Requirement
Copy out all the entries word for word.

Materials provided
__________

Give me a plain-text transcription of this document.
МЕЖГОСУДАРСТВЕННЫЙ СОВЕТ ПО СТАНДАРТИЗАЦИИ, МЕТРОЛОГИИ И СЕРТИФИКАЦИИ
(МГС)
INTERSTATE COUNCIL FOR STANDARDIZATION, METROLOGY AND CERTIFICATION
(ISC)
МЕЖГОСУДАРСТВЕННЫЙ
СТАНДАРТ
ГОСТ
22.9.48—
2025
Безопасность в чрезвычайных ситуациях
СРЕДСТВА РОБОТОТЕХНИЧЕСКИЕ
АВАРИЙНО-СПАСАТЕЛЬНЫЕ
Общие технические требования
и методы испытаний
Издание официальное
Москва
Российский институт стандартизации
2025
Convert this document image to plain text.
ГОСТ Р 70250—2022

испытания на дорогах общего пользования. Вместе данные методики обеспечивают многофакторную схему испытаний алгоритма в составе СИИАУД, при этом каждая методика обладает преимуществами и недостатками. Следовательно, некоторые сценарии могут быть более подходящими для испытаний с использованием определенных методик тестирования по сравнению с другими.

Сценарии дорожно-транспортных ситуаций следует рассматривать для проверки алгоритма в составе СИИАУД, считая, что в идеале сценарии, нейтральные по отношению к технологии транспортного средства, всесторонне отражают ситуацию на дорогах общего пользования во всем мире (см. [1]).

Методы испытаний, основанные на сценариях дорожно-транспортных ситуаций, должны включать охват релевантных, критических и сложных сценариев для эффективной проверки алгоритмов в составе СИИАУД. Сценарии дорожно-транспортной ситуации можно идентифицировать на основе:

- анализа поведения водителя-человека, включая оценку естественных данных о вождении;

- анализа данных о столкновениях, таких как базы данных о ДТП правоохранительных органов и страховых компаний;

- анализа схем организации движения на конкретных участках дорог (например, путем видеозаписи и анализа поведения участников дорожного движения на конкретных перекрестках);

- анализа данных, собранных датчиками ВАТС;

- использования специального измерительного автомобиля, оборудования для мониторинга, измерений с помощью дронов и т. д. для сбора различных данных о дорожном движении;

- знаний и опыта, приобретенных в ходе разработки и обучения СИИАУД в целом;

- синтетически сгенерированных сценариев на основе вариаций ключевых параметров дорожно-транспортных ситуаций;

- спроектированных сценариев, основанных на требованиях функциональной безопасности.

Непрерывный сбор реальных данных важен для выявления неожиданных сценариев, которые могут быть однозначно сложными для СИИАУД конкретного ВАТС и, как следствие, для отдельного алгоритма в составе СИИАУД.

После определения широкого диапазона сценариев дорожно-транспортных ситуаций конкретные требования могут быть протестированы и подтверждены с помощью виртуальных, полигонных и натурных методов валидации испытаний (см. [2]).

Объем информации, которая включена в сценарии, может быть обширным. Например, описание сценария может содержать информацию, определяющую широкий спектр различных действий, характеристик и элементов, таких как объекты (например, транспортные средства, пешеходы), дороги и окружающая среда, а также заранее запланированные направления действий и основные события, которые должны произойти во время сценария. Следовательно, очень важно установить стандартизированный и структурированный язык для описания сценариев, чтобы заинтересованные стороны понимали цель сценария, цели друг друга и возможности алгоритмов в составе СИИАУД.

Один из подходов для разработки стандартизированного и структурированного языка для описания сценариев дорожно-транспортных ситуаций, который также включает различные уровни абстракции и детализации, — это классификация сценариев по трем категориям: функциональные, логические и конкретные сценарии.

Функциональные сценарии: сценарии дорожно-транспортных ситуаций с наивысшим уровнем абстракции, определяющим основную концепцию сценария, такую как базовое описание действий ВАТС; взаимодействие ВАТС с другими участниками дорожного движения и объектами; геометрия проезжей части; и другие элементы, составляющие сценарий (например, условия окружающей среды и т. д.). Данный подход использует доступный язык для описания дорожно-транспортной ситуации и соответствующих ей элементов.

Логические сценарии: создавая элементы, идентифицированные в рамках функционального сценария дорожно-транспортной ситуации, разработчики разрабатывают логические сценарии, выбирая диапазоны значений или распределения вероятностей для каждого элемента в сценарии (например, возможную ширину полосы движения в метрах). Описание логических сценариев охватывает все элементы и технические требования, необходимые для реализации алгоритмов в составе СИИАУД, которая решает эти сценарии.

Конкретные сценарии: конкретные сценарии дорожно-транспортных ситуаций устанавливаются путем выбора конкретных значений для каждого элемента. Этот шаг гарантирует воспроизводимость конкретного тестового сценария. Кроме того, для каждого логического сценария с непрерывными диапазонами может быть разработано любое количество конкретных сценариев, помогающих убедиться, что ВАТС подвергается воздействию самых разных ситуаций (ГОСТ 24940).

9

__________

Reply to the exercise
Give me a plain-text transcription of this document.
МЕЖГОСУДАРСТВЕННЫЙ СОВЕТ ПО СТАНДАРТИЗАЦИИ, МЕТРОЛОГИИ И СЕРТИФИКАЦИИ
(МГС)
INTERSTATE COUNCIL FOR STANDARDIZATION, METROLOGY AND CERTIFICATION
(ISC)
МЕЖГОСУДАРСТВЕННЫЙ
СТАНДАРТ
ГОСТ
22.9.48—
2025
Безопасность в чрезвычайных ситуациях
СРЕДСТВА РОБОТОТЕХНИЧЕСКИЕ
АВАРИЙНО-СПАСАТЕЛЬНЫЕ
Общие технические требования
и методы испытаний
Издание официальное
Москва
Российский институт стандартизации
2025
Convert this document image to plain text.
ГОСТ Р 70250—2022

испытания на дорогах общего пользования. Вместе данные методики обеспечивают многофакторную схему испытаний алгоритма в составе СИИАУД, при этом каждая методика обладает преимуществами и недостатками. Следовательно, некоторые сценарии могут быть более подходящими для испытаний с использованием определенных методик тестирования по сравнению с другими.

Сценарии дорожно-транспортных ситуаций следует рассматривать для проверки алгоритма в составе СИИАУД, считая, что в идеале сценарии, нейтральные по отношению к технологии транспортного средства, всесторонне отражают ситуацию на дорогах общего пользования во всем мире (см. [1]).

Методы испытаний, основанные на сценариях дорожно-транспортных ситуаций, должны включать охват релевантных, критических и сложных сценариев для эффективной проверки алгоритмов в составе СИИАУД. Сценарии дорожно-транспортной ситуации можно идентифицировать на основе:

- анализа поведения водителя-человека, включая оценку естественных данных о вождении;

- анализа данных о столкновениях, таких как базы данных о ДТП правоохранительных органов и страховых компаний;

- анализа схем организации движения на конкретных участках дорог (например, путем видеозаписи и анализа поведения участников дорожного движения на конкретных перекрестках);

- анализа данных, собранных датчиками ВАТС;

- использования специального измерительного автомобиля, оборудования для мониторинга, измерений с помощью дронов и т. д. для сбора различных данных о дорожном движении;

- знаний и опыта, приобретенных в ходе разработки и обучения СИИАУД в целом;

- синтетически сгенерированных сценариев на основе вариаций ключевых параметров дорожно-транспортных ситуаций;

- спроектированных сценариев, основанных на требованиях функциональной безопасности.

Непрерывный сбор реальных данных важен для выявления неожиданных сценариев, которые могут быть однозначно сложными для СИИАУД конкретного ВАТС и, как следствие, для отдельного алгоритма в составе СИИАУД.

После определения широкого диапазона сценариев дорожно-транспортных ситуаций конкретные требования могут быть протестированы и подтверждены с помощью виртуальных, полигонных и натурных методов валидации испытаний (см. [2]).

Объем информации, которая включена в сценарии, может быть обширным. Например, описание сценария может содержать информацию, определяющую широкий спектр различных действий, характеристик и элементов, таких как объекты (например, транспортные средства, пешеходы), дороги и окружающая среда, а также заранее запланированные направления действий и основные события, которые должны произойти во время сценария. Следовательно, очень важно установить стандартизированный и структурированный язык для описания сценариев, чтобы заинтересованные стороны понимали цель сценария, цели друг друга и возможности алгоритмов в составе СИИАУД.

Один из подходов для разработки стандартизированного и структурированного языка для описания сценариев дорожно-транспортных ситуаций, который также включает различные уровни абстракции и детализации, — это классификация сценариев по трем категориям: функциональные, логические и конкретные сценарии.

Функциональные сценарии: сценарии дорожно-транспортных ситуаций с наивысшим уровнем абстракции, определяющим основную концепцию сценария, такую как базовое описание действий ВАТС; взаимодействие ВАТС с другими участниками дорожного движения и объектами; геометрия проезжей части; и другие элементы, составляющие сценарий (например, условия окружающей среды и т. д.). Данный подход использует доступный язык для описания дорожно-транспортной ситуации и соответствующих ей элементов.

Логические сценарии: создавая элементы, идентифицированные в рамках функционального сценария дорожно-транспортной ситуации, разработчики разрабатывают логические сценарии, выбирая диапазоны значений или распределения вероятностей для каждого элемента в сценарии (например, возможную ширину полосы движения в метрах). Описание логических сценариев охватывает все элементы и технические требования, необходимые для реализации алгоритмов в составе СИИАУД, которая решает эти сценарии.

Конкретные сценарии: конкретные сценарии дорожно-транспортных ситуаций устанавливаются путем выбора конкретных значений для каждого элемента. Этот шаг гарантирует воспроизводимость конкретного тестового сценария. Кроме того, для каждого логического сценария с непрерывными диапазонами может быть разработано любое количество конкретных сценариев, помогающих убедиться, что ВАТС подвергается воздействию самых разных ситуаций (ГОСТ 24940).

9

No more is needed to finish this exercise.